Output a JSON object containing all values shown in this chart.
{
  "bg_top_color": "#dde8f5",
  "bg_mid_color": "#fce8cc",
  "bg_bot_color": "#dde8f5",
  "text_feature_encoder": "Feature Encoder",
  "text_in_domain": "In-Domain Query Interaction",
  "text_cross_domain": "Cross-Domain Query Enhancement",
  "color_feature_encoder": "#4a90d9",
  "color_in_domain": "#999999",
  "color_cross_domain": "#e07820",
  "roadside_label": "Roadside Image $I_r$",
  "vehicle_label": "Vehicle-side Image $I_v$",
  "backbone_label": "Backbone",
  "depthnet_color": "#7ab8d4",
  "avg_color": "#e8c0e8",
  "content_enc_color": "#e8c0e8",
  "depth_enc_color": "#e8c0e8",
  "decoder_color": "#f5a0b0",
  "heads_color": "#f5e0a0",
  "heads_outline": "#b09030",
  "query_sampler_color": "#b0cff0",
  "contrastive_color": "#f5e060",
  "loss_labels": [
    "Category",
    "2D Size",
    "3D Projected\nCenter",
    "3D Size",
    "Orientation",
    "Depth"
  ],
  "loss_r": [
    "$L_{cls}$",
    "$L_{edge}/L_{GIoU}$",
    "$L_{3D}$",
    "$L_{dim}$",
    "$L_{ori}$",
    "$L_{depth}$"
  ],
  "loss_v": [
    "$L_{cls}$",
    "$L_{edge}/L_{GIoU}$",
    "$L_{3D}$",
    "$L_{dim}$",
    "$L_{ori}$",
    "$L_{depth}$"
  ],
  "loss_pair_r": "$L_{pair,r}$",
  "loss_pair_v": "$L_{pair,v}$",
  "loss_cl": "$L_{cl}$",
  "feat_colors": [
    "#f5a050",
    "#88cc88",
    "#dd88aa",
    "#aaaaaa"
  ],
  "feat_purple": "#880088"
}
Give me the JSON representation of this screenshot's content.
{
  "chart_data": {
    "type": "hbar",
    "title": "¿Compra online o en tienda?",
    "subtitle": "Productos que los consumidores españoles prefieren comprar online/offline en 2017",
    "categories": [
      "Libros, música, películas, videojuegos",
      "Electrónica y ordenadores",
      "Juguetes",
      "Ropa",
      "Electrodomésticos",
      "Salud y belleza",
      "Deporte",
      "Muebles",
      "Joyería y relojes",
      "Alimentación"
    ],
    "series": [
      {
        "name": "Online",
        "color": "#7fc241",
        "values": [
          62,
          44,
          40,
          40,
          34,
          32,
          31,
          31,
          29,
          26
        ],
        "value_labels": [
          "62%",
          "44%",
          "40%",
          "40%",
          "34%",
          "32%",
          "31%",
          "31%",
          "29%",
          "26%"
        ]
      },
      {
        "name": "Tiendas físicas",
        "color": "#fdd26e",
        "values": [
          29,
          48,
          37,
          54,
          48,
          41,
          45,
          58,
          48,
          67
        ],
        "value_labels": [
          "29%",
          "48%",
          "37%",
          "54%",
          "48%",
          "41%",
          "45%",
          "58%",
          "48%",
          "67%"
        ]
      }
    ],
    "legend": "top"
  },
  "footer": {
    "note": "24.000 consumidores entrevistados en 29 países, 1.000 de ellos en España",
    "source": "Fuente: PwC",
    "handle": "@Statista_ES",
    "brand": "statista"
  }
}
════
How many lines of the data hold the string "this"? Reply with the number alone.

2